STATED GOAL:
Using the listing beneath this task, count the lines with the word "phân" and write only the result.

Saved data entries

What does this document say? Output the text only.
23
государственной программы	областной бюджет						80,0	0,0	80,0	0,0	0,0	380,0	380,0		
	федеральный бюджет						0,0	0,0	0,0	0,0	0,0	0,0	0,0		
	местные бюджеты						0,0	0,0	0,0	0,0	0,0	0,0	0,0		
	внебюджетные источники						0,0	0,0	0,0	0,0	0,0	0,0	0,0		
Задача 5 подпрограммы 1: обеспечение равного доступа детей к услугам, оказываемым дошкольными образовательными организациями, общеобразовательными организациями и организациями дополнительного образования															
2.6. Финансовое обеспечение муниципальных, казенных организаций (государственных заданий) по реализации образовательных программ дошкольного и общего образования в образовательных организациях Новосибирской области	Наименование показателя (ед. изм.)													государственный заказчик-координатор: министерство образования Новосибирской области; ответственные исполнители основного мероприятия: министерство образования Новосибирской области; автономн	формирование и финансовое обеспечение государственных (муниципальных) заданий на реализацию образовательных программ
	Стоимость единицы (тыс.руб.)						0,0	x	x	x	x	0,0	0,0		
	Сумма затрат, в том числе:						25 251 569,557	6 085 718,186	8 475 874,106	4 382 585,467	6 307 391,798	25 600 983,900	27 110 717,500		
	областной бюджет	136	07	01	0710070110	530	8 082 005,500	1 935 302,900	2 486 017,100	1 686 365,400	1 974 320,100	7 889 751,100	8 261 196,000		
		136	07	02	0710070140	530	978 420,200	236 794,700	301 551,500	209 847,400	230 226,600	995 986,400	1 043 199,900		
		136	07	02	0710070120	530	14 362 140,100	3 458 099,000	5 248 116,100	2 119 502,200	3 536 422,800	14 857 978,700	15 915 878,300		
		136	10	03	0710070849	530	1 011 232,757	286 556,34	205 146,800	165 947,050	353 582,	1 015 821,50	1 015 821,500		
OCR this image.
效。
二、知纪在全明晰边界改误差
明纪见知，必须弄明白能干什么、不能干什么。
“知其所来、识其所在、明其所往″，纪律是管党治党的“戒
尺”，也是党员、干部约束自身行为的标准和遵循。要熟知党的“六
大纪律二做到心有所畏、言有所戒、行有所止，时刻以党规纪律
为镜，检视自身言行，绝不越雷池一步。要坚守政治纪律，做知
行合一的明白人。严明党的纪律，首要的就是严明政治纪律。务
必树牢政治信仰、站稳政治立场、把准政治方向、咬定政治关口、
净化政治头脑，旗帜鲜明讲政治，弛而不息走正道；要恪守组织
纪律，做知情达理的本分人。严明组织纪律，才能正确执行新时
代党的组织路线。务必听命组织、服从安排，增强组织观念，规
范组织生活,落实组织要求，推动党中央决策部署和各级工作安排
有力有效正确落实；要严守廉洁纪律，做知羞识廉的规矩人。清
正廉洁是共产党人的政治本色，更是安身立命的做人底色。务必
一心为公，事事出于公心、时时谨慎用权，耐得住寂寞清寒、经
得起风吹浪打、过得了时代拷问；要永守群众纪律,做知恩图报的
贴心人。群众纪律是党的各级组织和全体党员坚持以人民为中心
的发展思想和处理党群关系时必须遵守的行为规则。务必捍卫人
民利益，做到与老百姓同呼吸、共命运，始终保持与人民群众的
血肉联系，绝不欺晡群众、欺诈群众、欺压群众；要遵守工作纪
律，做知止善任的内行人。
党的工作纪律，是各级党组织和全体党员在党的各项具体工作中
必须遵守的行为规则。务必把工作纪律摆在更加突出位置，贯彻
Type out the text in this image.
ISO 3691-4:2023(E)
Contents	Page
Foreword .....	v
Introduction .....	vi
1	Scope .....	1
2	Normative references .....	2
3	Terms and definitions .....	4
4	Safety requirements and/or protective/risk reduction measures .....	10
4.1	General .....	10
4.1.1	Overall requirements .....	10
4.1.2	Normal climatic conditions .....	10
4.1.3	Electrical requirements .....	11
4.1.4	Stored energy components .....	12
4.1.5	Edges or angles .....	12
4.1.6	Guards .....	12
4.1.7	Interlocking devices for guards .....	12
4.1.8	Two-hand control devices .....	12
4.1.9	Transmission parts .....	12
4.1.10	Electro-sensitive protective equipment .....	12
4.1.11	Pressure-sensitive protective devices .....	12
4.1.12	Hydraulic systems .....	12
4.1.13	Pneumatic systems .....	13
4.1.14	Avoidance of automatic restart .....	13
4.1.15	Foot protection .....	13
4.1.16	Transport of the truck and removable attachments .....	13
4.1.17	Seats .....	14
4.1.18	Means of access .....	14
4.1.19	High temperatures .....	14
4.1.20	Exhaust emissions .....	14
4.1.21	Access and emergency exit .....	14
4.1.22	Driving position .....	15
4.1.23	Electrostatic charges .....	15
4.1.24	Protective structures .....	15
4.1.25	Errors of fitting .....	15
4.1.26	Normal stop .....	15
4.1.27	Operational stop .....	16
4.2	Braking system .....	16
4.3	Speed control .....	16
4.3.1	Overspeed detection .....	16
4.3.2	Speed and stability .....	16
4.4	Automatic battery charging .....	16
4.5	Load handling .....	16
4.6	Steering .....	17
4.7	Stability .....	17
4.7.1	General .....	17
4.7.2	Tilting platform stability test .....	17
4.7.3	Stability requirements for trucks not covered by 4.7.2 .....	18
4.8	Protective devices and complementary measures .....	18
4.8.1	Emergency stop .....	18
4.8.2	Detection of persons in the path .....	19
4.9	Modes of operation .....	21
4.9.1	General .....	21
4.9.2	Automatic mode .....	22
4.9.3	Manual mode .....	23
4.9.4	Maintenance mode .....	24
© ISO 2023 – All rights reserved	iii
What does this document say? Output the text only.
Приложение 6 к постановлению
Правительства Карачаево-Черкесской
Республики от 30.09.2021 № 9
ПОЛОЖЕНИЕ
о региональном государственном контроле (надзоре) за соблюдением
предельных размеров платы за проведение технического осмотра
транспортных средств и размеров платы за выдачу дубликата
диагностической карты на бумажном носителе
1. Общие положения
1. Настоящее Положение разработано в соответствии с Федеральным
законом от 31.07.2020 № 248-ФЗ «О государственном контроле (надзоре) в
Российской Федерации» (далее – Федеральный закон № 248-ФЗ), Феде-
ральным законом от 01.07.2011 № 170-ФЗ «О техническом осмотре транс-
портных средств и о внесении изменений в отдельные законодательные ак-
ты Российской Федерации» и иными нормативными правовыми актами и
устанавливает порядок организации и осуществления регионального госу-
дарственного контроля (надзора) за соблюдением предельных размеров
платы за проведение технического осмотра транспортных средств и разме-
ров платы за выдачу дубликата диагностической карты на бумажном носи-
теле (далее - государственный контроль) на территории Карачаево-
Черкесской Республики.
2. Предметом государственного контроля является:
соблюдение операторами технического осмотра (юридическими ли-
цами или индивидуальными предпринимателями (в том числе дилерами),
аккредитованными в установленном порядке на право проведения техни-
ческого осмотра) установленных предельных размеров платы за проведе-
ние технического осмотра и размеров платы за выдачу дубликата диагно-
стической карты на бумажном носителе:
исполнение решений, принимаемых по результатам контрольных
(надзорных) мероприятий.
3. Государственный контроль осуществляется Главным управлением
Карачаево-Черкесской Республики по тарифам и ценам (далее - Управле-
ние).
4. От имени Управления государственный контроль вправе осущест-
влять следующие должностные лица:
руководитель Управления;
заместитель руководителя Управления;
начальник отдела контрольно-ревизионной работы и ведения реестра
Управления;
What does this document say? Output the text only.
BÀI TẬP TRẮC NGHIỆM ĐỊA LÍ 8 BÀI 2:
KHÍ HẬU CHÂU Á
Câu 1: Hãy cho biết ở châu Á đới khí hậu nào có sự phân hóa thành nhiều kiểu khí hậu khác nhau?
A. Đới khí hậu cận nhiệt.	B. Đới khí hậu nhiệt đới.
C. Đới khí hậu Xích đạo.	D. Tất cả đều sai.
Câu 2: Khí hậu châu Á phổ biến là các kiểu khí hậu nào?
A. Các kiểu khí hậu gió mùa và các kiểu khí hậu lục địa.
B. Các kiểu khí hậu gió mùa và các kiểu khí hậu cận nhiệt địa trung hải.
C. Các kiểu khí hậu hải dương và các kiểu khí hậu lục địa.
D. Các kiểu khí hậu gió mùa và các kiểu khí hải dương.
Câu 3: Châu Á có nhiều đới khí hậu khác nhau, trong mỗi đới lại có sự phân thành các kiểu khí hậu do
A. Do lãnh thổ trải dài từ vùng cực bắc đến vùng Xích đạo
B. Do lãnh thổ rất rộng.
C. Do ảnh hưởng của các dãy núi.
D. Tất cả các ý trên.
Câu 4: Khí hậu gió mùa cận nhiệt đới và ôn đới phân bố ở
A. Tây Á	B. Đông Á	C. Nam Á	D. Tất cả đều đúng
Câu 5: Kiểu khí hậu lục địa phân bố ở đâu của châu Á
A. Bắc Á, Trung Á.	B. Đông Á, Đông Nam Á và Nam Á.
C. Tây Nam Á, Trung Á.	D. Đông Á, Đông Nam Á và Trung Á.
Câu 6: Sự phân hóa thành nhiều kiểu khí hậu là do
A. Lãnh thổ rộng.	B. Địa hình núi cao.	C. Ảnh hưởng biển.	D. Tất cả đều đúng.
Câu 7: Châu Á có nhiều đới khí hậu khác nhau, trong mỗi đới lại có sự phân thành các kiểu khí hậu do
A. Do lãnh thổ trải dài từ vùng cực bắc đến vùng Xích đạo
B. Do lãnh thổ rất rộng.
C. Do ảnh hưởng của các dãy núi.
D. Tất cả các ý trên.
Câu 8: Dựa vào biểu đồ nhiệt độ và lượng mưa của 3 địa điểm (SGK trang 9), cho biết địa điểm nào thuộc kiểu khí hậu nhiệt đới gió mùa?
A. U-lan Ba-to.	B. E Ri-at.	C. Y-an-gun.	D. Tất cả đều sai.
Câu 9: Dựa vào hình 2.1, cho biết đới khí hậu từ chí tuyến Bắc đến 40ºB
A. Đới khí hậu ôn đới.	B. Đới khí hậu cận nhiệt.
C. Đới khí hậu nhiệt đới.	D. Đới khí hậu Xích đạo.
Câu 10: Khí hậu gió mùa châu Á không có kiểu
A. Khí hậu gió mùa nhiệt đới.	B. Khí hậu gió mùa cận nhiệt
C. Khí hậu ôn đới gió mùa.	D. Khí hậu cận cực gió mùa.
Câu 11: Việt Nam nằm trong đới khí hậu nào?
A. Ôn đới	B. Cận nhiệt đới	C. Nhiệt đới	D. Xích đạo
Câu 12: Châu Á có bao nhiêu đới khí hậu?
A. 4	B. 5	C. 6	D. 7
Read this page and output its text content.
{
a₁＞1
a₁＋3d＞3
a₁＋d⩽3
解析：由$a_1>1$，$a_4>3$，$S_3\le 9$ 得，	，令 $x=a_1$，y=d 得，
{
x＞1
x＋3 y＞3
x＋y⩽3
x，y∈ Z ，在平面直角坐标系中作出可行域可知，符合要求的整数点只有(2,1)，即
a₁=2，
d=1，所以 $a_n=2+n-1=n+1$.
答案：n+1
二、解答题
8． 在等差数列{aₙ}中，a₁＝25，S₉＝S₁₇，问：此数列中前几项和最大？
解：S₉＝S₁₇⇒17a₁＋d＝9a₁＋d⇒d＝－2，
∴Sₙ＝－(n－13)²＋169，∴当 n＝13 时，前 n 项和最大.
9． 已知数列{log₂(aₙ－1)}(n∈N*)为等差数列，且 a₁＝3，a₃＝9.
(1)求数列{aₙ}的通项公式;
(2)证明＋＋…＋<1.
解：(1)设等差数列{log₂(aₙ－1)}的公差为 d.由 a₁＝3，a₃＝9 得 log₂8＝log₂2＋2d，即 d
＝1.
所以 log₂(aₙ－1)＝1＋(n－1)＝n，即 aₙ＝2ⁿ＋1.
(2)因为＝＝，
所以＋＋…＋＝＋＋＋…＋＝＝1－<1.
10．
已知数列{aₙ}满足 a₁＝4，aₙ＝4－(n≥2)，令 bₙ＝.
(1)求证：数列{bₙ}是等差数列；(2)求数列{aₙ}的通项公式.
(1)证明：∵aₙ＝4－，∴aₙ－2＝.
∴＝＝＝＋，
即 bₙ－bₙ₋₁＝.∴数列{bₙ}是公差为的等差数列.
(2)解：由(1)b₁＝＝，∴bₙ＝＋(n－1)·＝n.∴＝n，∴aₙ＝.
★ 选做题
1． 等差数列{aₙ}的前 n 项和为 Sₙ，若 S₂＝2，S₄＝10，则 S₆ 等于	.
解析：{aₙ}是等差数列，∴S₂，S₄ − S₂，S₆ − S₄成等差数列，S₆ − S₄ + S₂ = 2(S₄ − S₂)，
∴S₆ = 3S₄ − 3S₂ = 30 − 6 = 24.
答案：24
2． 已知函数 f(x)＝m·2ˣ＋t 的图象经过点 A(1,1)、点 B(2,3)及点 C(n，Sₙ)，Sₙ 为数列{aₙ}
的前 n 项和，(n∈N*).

TASK RESULT:
6